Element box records
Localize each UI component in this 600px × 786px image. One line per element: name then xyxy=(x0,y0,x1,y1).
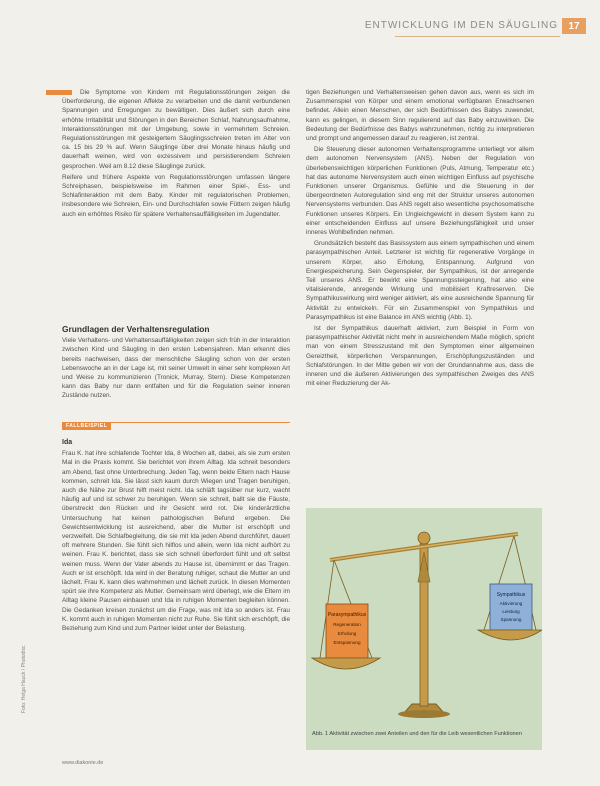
right-plate-line-3: Leistung xyxy=(502,609,520,614)
left-plate-line-4: Entspannung xyxy=(333,640,361,645)
header-divider xyxy=(395,36,560,37)
left-plate-line-2: Regeneration xyxy=(333,622,361,627)
case-study-tag: FALLBEISPIEL xyxy=(62,422,111,430)
right-plate-line-1: Sympathikus xyxy=(496,592,526,598)
balance-scale-illustration xyxy=(306,508,542,728)
case-name: Ida xyxy=(62,439,73,446)
right-scale-pan xyxy=(478,630,542,640)
right-column-text xyxy=(306,88,534,391)
section-paragraph: Viele Verhaltens- und Verhaltensauffälligkeiten zeigen sich früh in der Interaktion zwischen Kind und Säugling in den ersten Lebensjahren. Man erkennt dies bereits nachweisen, dass der menschliche Säugling schon von der ersten Lebenswoche an in der Lage ist, mit seiner Umwelt in einer sehr komplexen Art und Weise zu kommunizieren (Tronick, Murray, Stern). Diese Kompetenzen kann das Baby nur dann entfalten und für die Regulation seiner inneren Zustände nutzen. xyxy=(62,337,290,400)
left-column-intro xyxy=(62,88,290,221)
intro-paragraph-1: Die Symptome von Kindern mit Regulationsstörungen zeigen die Überforderung, die eigenen Affekte zu verarbeiten und die damit verbundenen Spannungen und Erregungen zu bewältigen. Dies äußert sich durch eine erhöhte Irritabilität und Störungen in den Bereichen Schlaf, Nahrungsaufnahme, Interaktionsstörungen mit der Umgebung, sowie in vermehrtem Schreien. Regulationsstörungen mit gesteigertem Säuglingsschreien treten im Alter von ca. 15 bis 29 % auf. Wenn Säuglinge über drei Monate hinaus häufig und dauerhaft weinen, wird von exzessivem und persistierendem Schreien gesprochen. Weil am 8.12 diese Säuglinge zurück. xyxy=(62,89,290,170)
balance-scale-figure xyxy=(306,508,542,728)
photo-credit-text: Foto: Helga Hauck / Photodisc xyxy=(21,645,27,713)
left-scale-pan xyxy=(312,658,380,669)
scale-foot xyxy=(398,710,450,718)
right-paragraph-1: tigen Beziehungen und Verhaltensweisen gehen davon aus, wenn es sich im Zusammenspiel von Körper und einem emotional verfügbaren Erwachsenen befindet. Allein einen Menschen, der sich Bedürfnissen des Babys zuwendet, kann es gelingen, in diesem Sinn regulierend auf das Baby einzuwirken. Die Bedeutung der Bedürfnisse des Babys wahrzunehmen, richtig zu interpretieren und prompt und angemessen darauf zu reagieren, ist zentral. xyxy=(306,89,534,143)
case-study-body xyxy=(62,438,290,635)
scale-top-knob xyxy=(418,532,430,544)
right-paragraph-3: Grundsätzlich besteht das Basissystem aus einem sympathischen und einem parasympathischen Anteil. Letzterer ist wichtig für regenerative Vorgänge in unserem Körper, also Erholung, Entspannung. Aufgrund von Energiespeicherung. Sein Gegenspieler, der Sympathikus, ist der anregende Teil unseres ANS. Er bewirkt eine Spannungssteigerung, hat also eine vitalisierende, anregende Wirkung und mobilisiert Kraftreserven. Die Sympathikuswirkung wird weniger aktiviert, als eine ausreichende Spannung für Aktivität zu entwickeln. Für ein Zusammenspiel von Sympathikus und Parasympathikus ist eine Balance im ANS wichtig (Abb. 1). xyxy=(306,240,534,321)
intro-paragraph-2: Reifere und frühere Aspekte von Regulationsstörungen umfassen längere Schreiphasen, beispielsweise im Rahmen einer Spiel-, Ess- und Schlafinteraktion mit dem Baby. Kinder mit regulatorischen Problemen, insbesondere wie Schreien, Ein- und Durchschlafen sowie Füttern zeigen häufig auch ein erhöhtes Risiko für spätere Verhaltensauffälligkeiten im Jugendalter. xyxy=(62,173,290,218)
right-plate-line-2: Aktivierung xyxy=(499,601,523,606)
right-paragraph-4: Ist der Sympathikus dauerhaft aktiviert, zum Beispiel in Form von parasympathischer Aktivität nicht mehr in ausreichendem Maße möglich, spricht man von einem Stresszustand mit den Symptomen einer allgemeinen Gereiztheit, körperlichen Verspannungen, Erschöpfungszuständen und Schlafstörungen. In der Mitte geben wir von der Grundannahme aus, dass die inneren und die äußeren Aktivierungen des sympathischen Zweiges des ANS mit einer Reduzierung der Ak- xyxy=(306,325,534,388)
left-plate-line-1: Parasympathikus xyxy=(327,612,367,618)
running-header-title: ENTWICKLUNG IM DEN SÄUGLING xyxy=(364,20,558,31)
left-column-section xyxy=(62,325,290,403)
right-paragraph-2: Die Steuerung dieser autonomen Verhaltensprogramme unterliegt vor allem dem autonomen Nervensystem (ANS). Neben der Regulation von überlebenswichtigen körperlichen Funktionen (Puls, Atmung, Temperatur etc.) hat das autonome Nervensystem auch einen wichtigen Einfluss auf psychische Funktionen unserer Organismus. Gefühle und die Steuerung in der übergeordneten Autoregulation sind eng mit der Struktur unseres autonomen Nervensystems verbunden. Das ANS regelt also wesentliche psychosomatische Funktionen unseres Körpers. Ein Ungleichgewicht in diesem System kann zu einer entscheidenden Einfluss auf unsere Beziehungsfähigkeit und unser inneres Wohlbefinden nehmen. xyxy=(306,146,534,237)
running-header xyxy=(364,18,600,36)
case-paragraph: Frau K. hat ihre schlafende Tochter Ida, 8 Wochen alt, dabei, als sie zum ersten Mal in die Praxis kommt. Sie berichtet von ihrem Alltag. Ida schreit besonders am Abend, fast ohne Unterbrechung. Jeden Tag, wenn beide Eltern nach Hause kommen, schreit Ida. Sie lässt sich kaum durch Wiegen und Tragen beruhigen, auch die Nähe zur Brust hilft meist nicht. Ida schläft tagsüber nur kurz, wacht häufig auf und ist schwer zu beruhigen. Wenn sie schreit, ballt sie die Fäuste, überstreckt den Rücken und ihr Gesicht wird rot. Die kinderärztliche Untersuchung hat keinen pathologischen Befund ergeben. Die Gewichtsentwicklung ist ausreichend, aber die Mutter ist erschöpft und verzweifelt. Die Schlafbegleitung, die sie mit Ida jeden Abend durchführt, dauert oft mehrere Stunden. Sie fühlt sich hilflos und allein, wenn Ida nicht aufhört zu weinen. Frau K. berichtet, dass sie sich schnell überfordert fühlt und oft selbst weinen muss. Wenn der Vater abends zu Hause ist, übernimmt er das Tragen. Auch er ist erschöpft. Ida wird in der Beratung ruhiger, schaut die Mutter an und lächelt. Frau K. kann dies wahrnehmen und lächelt zurück. In diesen Momenten spürt sie ihre Kompetenz als Mutter. Gemeinsam wird überlegt, wie die Eltern im Alltag kleine Pausen einbauen und Ida in ruhigen Momenten begleiten können. Die Gedanken kreisen zunächst um die Frage, was mit Ida so anders ist. Frau K. kommt auch in ruhigen Momenten nicht zur Ruhe. Sie fühlt sich erschöpft, die Beziehung zum Kind und zum Partner leidet unter der Belastung. xyxy=(62,450,290,633)
page-footer: www.diakonie.de xyxy=(62,760,104,766)
section-heading: Grundlagen der Verhaltensregulation xyxy=(62,324,210,334)
sympathetic-weight xyxy=(490,584,532,630)
case-study-bar xyxy=(62,422,290,432)
left-plate-line-3: Erholung xyxy=(337,631,357,636)
photo-credit xyxy=(14,560,27,720)
right-plate-line-4: Spannung xyxy=(500,617,522,622)
page-number: 17 xyxy=(562,18,586,34)
figure-caption: Abb. 1 Aktivität zwischen zwei Anteilen und den für die Leib wesentlichen Funktionen xyxy=(306,728,542,750)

WHAT YOU ARE ASKED TO DO: Convert every one of the lines above into a numbered list, skipping any blank lines and leaving out the pictures.

COMPLETE OUTPUT:
1. Localize each UI component in this 600px × 786px image. One line per element: name then xyxy=(x0,y0,x1,y1).
2. right-plate-line-3: Leistung xyxy=(502,609,520,614)
3. left-plate-line-4: Entspannung xyxy=(333,640,361,645)
4. header-divider xyxy=(395,36,560,37)
5. left-plate-line-2: Regeneration xyxy=(333,622,361,627)
6. case-study-tag: FALLBEISPIEL xyxy=(62,422,111,430)
7. right-plate-line-1: Sympathikus xyxy=(496,592,526,598)
8. balance-scale-illustration xyxy=(306,508,542,728)
9. case-name: Ida xyxy=(62,439,73,446)
10. right-scale-pan xyxy=(478,630,542,640)
11. right-column-text xyxy=(306,88,534,391)
12. section-paragraph: Viele Verhaltens- und Verhaltensauffälligkeiten zeigen sich früh in der Interaktion zwischen Kind und Säugling in den ersten Lebensjahren. Man erkennt dies bereits nachweisen, dass der menschliche Säugling schon von der ersten Lebenswoche an in der Lage ist, mit seiner Umwelt in einer sehr komplexen Art und Weise zu kommunizieren (Tronick, Murray, Stern). Diese Kompetenzen kann das Baby nur dann entfalten und für die Regulation seiner inneren Zustände nutzen. xyxy=(62,337,290,400)
13. left-column-intro xyxy=(62,88,290,221)
14. intro-paragraph-1: Die Symptome von Kindern mit Regulationsstörungen zeigen die Überforderung, die eigenen Affekte zu verarbeiten und die damit verbundenen Spannungen und Erregungen zu bewältigen. Dies äußert sich durch eine erhöhte Irritabilität und Störungen in den Bereichen Schlaf, Nahrungsaufnahme, Interaktionsstörungen mit der Umgebung, sowie in vermehrtem Schreien. Regulationsstörungen mit gesteigertem Säuglingsschreien treten im Alter von ca. 15 bis 29 % auf. Wenn Säuglinge über drei Monate hinaus häufig und dauerhaft weinen, wird von exzessivem und persistierendem Schreien gesprochen. Weil am 8.12 diese Säuglinge zurück. xyxy=(62,89,290,170)
15. balance-scale-figure xyxy=(306,508,542,728)
16. photo-credit-text: Foto: Helga Hauck / Photodisc xyxy=(21,645,27,713)
17. left-scale-pan xyxy=(312,658,380,669)
18. scale-foot xyxy=(398,710,450,718)
19. right-paragraph-1: tigen Beziehungen und Verhaltensweisen gehen davon aus, wenn es sich im Zusammenspiel von Körper und einem emotional verfügbaren Erwachsenen befindet. Allein einen Menschen, der sich Bedürfnissen des Babys zuwendet, kann es gelingen, in diesem Sinn regulierend auf das Baby einzuwirken. Die Bedeutung der Bedürfnisse des Babys wahrzunehmen, richtig zu interpretieren und prompt und angemessen darauf zu reagieren, ist zentral. xyxy=(306,89,534,143)
20. case-study-body xyxy=(62,438,290,635)
21. scale-top-knob xyxy=(418,532,430,544)
22. right-paragraph-3: Grundsätzlich besteht das Basissystem aus einem sympathischen und einem parasympathischen Anteil. Letzterer ist wichtig für regenerative Vorgänge in unserem Körper, also Erholung, Entspannung. Aufgrund von Energiespeicherung. Sein Gegenspieler, der Sympathikus, ist der anregende Teil unseres ANS. Er bewirkt eine Spannungssteigerung, hat also eine vitalisierende, anregende Wirkung und mobilisiert Kraftreserven. Die Sympathikuswirkung wird weniger aktiviert, als eine ausreichende Spannung für Aktivität zu entwickeln. Für ein Zusammenspiel von Sympathikus und Parasympathikus ist eine Balance im ANS wichtig (Abb. 1). xyxy=(306,240,534,321)
23. intro-paragraph-2: Reifere und frühere Aspekte von Regulationsstörungen umfassen längere Schreiphasen, beispielsweise im Rahmen einer Spiel-, Ess- und Schlafinteraktion mit dem Baby. Kinder mit regulatorischen Problemen, insbesondere wie Schreien, Ein- und Durchschlafen sowie Füttern zeigen häufig auch ein erhöhtes Risiko für spätere Verhaltensauffälligkeiten im Jugendalter. xyxy=(62,173,290,218)
24. right-plate-line-2: Aktivierung xyxy=(499,601,523,606)
25. right-paragraph-4: Ist der Sympathikus dauerhaft aktiviert, zum Beispiel in Form von parasympathischer Aktivität nicht mehr in ausreichendem Maße möglich, spricht man von einem Stresszustand mit den Symptomen einer allgemeinen Gereiztheit, körperlichen Verspannungen, Erschöpfungszuständen und Schlafstörungen. In der Mitte geben wir von der Grundannahme aus, dass die inneren und die äußeren Aktivierungen des sympathischen Zweiges des ANS mit einer Reduzierung der Ak- xyxy=(306,325,534,388)
26. left-plate-line-1: Parasympathikus xyxy=(327,612,367,618)
27. running-header-title: ENTWICKLUNG IM DEN SÄUGLING xyxy=(364,20,558,31)
28. left-column-section xyxy=(62,325,290,403)
29. right-paragraph-2: Die Steuerung dieser autonomen Verhaltensprogramme unterliegt vor allem dem autonomen Nervensystem (ANS). Neben der Regulation von überlebenswichtigen körperlichen Funktionen (Puls, Atmung, Temperatur etc.) hat das autonome Nervensystem auch einen wichtigen Einfluss auf psychische Funktionen unserer Organismus. Gefühle und die Steuerung in der übergeordneten Autoregulation sind eng mit der Struktur unseres autonomen Nervensystems verbunden. Das ANS regelt also wesentliche psychosomatische Funktionen unseres Körpers. Ein Ungleichgewicht in diesem System kann zu einer entscheidenden Einfluss auf unsere Beziehungsfähigkeit und unser inneres Wohlbefinden nehmen. xyxy=(306,146,534,237)
30. running-header xyxy=(364,18,600,36)
31. case-paragraph: Frau K. hat ihre schlafende Tochter Ida, 8 Wochen alt, dabei, als sie zum ersten Mal in die Praxis kommt. Sie berichtet von ihrem Alltag. Ida schreit besonders am Abend, fast ohne Unterbrechung. Jeden Tag, wenn beide Eltern nach Hause kommen, schreit Ida. Sie lässt sich kaum durch Wiegen und Tragen beruhigen, auch die Nähe zur Brust hilft meist nicht. Ida schläft tagsüber nur kurz, wacht häufig auf und ist schwer zu beruhigen. Wenn sie schreit, ballt sie die Fäuste, überstreckt den Rücken und ihr Gesicht wird rot. Die kinderärztliche Untersuchung hat keinen pathologischen Befund ergeben. Die Gewichtsentwicklung ist ausreichend, aber die Mutter ist erschöpft und verzweifelt. Die Schlafbegleitung, die sie mit Ida jeden Abend durchführt, dauert oft mehrere Stunden. Sie fühlt sich hilflos und allein, wenn Ida nicht aufhört zu weinen. Frau K. berichtet, dass sie sich schnell überfordert fühlt und oft selbst weinen muss. Wenn der Vater abends zu Hause ist, übernimmt er das Tragen. Auch er ist erschöpft. Ida wird in der Beratung ruhiger, schaut die Mutter an und lächelt. Frau K. kann dies wahrnehmen und lächelt zurück. In diesen Momenten spürt sie ihre Kompetenz als Mutter. Gemeinsam wird überlegt, wie die Eltern im Alltag kleine Pausen einbauen und Ida in ruhigen Momenten begleiten können. Die Gedanken kreisen zunächst um die Frage, was mit Ida so anders ist. Frau K. kommt auch in ruhigen Momenten nicht zur Ruhe. Sie fühlt sich erschöpft, die Beziehung zum Kind und zum Partner leidet unter der Belastung. xyxy=(62,450,290,633)
32. page-footer: www.diakonie.de xyxy=(62,760,104,766)
33. section-heading: Grundlagen der Verhaltensregulation xyxy=(62,324,210,334)
34. sympathetic-weight xyxy=(490,584,532,630)
35. case-study-bar xyxy=(62,422,290,432)
36. left-plate-line-3: Erholung xyxy=(337,631,357,636)
37. photo-credit xyxy=(14,560,27,720)
38. right-plate-line-4: Spannung xyxy=(500,617,522,622)
39. page-number: 17 xyxy=(562,18,586,34)
40. figure-caption: Abb. 1 Aktivität zwischen zwei Anteilen und den für die Leib wesentlichen Funktionen xyxy=(306,728,542,750)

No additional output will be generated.